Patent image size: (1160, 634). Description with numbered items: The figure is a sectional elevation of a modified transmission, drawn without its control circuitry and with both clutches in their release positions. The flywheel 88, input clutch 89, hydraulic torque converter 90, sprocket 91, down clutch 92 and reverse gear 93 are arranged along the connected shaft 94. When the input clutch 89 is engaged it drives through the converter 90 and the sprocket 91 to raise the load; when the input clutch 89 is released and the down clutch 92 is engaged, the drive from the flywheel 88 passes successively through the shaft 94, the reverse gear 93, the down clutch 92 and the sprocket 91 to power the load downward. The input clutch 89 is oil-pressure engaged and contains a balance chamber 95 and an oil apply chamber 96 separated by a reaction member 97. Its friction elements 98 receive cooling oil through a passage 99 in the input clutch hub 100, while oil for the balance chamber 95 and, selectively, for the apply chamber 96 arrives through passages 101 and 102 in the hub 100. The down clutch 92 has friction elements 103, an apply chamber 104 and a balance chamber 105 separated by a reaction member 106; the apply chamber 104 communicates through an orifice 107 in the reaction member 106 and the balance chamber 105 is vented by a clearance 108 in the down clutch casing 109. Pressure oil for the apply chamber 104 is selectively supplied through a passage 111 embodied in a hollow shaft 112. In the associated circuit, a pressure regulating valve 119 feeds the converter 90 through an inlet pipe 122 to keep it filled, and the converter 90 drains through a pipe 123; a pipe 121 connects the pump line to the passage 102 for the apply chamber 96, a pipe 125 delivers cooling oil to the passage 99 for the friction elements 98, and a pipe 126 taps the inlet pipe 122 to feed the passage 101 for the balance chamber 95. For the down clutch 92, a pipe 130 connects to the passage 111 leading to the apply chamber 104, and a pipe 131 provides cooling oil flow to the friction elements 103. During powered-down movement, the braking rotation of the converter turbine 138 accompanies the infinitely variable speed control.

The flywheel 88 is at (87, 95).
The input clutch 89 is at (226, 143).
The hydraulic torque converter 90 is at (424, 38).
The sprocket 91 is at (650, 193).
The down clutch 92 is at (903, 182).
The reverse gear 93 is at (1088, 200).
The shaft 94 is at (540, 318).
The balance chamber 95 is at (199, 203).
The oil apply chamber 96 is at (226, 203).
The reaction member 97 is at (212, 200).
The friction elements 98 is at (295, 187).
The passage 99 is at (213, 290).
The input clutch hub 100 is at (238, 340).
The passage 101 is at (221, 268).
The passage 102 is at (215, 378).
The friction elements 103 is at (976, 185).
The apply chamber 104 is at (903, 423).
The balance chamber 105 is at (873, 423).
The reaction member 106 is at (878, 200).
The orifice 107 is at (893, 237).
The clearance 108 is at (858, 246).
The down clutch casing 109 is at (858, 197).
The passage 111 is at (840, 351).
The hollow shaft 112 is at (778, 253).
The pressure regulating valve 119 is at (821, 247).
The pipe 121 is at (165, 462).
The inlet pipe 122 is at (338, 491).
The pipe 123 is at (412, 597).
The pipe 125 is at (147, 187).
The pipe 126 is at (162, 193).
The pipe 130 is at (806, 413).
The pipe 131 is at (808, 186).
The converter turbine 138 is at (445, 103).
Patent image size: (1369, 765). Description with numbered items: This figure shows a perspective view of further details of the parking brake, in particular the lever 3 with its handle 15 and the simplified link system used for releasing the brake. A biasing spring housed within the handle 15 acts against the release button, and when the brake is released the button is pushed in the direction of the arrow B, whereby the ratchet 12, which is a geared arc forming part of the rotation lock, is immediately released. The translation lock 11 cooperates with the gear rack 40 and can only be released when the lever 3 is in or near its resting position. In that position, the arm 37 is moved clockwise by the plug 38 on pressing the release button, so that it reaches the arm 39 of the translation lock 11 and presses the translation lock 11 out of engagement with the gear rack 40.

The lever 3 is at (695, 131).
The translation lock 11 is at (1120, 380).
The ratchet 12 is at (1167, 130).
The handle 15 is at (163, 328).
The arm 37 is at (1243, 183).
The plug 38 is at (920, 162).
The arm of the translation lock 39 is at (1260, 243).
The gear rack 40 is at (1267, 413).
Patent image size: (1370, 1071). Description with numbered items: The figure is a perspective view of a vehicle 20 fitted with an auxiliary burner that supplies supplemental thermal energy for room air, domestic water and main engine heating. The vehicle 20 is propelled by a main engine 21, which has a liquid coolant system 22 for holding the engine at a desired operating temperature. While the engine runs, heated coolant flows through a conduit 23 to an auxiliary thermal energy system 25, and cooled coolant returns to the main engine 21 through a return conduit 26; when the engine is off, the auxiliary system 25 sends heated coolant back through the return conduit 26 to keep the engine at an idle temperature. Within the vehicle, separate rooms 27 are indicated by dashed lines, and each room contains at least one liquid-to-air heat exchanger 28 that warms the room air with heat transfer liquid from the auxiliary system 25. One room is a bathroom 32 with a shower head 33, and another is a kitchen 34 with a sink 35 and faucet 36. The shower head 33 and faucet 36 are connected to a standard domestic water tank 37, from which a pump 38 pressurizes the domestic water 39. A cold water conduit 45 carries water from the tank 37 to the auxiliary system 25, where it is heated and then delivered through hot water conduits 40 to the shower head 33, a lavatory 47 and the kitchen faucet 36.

::::::::

**What is needed**: Arrange as a numbered list the part of the entries that opens with the line containing "Patent image size: (1369, 765)." and closes with the line containing "The arm 37 is at (1243, 183).", both lines included and blank lines left out.

**Response to this task**:
1. Patent image size: (1369, 765). Description with numbered items: This figure shows a perspective view of further details of the parking brake, in particular the lever 3 with its handle 15 and the simplified link system used for releasing the brake. A biasing spring housed within the handle 15 acts against the release button, and when the brake is released the button is pushed in the direction of the arrow B, whereby the ratchet 12, which is a geared arc forming part of the rotation lock, is immediately released. The translation lock 11 cooperates with the gear rack 40 and can only be released when the lever 3 is in or near its resting position. In that position, the arm 37 is moved clockwise by the plug 38 on pressing the release button, so that it reaches the arm 39 of the translation lock 11 and presses the translation lock 11 out of engagement with the gear rack 40.
2. The lever 3 is at (695, 131).
3. The translation lock 11 is at (1120, 380).
4. The ratchet 12 is at (1167, 130).
5. The handle 15 is at (163, 328).
6. The arm 37 is at (1243, 183).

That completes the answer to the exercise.